====== AVAILABLE RECORDS ======

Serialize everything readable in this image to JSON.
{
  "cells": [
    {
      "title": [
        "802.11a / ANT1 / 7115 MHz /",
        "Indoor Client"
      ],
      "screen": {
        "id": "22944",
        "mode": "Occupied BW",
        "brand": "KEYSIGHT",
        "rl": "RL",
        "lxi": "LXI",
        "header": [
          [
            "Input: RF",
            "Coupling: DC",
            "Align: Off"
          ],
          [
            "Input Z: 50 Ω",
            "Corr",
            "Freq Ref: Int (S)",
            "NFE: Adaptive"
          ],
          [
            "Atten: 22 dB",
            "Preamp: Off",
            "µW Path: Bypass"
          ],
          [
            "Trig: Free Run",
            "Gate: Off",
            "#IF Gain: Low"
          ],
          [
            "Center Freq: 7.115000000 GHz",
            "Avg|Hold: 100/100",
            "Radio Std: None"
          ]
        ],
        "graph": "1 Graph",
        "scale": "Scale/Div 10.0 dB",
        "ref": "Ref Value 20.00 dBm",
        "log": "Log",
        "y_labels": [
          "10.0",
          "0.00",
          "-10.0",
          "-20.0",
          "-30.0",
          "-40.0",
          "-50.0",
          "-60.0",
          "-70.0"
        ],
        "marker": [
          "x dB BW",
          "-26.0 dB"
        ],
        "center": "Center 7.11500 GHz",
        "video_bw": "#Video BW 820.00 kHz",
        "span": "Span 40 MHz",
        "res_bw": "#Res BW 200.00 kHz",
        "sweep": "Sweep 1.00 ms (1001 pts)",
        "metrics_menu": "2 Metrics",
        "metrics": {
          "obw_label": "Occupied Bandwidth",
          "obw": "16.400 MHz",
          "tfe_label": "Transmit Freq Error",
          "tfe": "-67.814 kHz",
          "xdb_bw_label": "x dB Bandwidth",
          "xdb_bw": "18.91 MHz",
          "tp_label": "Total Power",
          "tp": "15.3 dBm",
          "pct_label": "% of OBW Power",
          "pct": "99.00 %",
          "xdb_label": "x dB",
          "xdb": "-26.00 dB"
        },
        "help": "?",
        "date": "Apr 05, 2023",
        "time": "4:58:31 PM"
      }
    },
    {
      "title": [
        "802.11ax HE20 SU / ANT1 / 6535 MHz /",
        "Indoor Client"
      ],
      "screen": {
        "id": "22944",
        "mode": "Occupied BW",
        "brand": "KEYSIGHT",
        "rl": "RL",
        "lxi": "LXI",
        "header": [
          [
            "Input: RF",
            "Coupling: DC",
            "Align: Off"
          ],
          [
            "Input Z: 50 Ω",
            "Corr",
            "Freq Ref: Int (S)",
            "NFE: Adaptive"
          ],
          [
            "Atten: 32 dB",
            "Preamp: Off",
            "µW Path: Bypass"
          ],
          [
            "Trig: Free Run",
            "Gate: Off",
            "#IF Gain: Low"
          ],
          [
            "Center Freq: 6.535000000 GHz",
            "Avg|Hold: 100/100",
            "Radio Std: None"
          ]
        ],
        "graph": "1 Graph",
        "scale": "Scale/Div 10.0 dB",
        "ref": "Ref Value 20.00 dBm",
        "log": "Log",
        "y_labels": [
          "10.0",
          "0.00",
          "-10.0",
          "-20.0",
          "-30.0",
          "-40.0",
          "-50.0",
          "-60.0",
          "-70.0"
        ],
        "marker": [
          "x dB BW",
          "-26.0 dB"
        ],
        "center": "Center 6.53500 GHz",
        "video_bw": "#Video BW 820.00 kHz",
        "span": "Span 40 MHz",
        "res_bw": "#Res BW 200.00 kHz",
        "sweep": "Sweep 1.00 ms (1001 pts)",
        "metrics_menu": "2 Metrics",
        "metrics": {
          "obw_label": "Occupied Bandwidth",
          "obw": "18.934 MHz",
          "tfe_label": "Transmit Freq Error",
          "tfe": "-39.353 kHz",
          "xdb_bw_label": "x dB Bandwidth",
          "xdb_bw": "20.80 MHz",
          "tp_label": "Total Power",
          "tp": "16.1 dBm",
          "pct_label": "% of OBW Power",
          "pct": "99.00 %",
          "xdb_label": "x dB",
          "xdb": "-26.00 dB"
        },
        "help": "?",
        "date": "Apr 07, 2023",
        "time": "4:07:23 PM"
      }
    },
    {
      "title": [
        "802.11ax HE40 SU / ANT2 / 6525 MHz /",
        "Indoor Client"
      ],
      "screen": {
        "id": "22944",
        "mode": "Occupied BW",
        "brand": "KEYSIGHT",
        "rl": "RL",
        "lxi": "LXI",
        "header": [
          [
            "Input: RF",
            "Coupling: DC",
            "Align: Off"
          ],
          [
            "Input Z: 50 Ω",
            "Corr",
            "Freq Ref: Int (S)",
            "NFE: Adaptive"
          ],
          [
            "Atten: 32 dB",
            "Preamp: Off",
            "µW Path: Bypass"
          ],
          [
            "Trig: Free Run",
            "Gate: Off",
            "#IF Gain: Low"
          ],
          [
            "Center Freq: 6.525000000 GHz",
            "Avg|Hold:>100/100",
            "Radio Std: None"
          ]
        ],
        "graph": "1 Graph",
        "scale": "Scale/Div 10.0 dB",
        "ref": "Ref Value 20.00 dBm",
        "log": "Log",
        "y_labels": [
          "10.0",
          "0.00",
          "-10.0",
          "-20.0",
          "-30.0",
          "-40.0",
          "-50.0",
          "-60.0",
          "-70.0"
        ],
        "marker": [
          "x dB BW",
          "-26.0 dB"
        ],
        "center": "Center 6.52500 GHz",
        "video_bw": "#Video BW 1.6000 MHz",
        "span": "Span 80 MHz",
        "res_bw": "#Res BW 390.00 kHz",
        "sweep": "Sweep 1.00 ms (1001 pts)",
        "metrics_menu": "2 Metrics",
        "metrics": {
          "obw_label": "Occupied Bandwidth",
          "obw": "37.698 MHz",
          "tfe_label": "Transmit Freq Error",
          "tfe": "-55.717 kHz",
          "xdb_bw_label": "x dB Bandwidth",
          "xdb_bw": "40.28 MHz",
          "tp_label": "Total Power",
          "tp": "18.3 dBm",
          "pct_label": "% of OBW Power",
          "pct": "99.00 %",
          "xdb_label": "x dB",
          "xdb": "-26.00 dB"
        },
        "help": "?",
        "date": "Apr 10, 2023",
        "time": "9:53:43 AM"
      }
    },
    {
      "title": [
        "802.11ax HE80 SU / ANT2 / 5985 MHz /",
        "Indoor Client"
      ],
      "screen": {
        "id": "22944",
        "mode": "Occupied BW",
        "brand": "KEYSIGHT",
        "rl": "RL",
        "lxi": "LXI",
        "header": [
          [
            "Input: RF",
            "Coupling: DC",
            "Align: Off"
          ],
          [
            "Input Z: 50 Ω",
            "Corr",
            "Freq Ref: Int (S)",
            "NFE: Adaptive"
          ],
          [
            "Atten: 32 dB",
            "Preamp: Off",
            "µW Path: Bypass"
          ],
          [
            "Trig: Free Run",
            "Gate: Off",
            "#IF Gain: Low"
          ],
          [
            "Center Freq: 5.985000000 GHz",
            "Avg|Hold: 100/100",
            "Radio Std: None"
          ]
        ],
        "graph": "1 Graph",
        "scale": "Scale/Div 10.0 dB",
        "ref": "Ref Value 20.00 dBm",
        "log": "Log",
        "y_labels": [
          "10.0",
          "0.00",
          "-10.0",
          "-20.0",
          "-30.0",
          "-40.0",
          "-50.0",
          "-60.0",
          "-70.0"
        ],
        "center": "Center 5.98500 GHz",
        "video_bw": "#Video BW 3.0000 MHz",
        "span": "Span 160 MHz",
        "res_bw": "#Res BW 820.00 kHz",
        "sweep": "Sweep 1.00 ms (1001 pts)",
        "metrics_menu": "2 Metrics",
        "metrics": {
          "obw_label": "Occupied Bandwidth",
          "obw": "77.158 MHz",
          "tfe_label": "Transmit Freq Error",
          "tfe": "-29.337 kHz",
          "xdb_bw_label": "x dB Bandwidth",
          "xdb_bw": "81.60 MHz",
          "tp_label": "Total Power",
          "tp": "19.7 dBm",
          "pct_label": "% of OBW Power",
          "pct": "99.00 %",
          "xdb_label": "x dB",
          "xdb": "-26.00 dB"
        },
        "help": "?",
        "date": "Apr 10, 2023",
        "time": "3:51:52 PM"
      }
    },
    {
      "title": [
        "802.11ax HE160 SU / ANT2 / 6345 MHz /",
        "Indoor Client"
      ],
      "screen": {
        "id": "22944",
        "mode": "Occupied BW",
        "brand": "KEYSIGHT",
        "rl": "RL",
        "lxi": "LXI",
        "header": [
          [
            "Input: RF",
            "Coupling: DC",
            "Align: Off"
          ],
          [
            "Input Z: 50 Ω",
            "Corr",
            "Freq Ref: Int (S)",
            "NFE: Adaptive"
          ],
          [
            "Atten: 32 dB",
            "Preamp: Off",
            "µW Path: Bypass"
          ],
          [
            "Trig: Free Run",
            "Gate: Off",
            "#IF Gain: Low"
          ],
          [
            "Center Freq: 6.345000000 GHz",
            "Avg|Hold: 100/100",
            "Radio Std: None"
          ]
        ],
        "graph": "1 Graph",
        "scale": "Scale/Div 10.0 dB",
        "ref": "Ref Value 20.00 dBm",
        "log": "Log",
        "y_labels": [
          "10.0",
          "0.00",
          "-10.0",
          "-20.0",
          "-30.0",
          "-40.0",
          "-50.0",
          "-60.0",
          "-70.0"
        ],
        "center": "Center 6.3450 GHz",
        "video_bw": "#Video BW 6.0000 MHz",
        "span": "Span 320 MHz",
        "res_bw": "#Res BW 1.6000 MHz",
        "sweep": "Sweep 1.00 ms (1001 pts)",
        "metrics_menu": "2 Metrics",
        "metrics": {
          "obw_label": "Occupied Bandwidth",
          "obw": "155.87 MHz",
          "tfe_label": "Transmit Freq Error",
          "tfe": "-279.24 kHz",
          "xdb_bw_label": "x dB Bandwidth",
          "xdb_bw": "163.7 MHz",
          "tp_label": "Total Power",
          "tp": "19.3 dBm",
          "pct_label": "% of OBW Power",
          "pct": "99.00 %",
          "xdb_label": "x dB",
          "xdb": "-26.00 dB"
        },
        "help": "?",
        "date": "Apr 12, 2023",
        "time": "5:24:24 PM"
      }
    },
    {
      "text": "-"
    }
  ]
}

======

WHAT THE TASK REQUIRES -
In the entries above, identify every line with the string "Span".

FINISHED EXERCISE -
        "span": "Span 40 MHz",
        "span": "Span 40 MHz",
        "span": "Span 80 MHz",
        "span": "Span 160 MHz",
        "span": "Span 320 MHz",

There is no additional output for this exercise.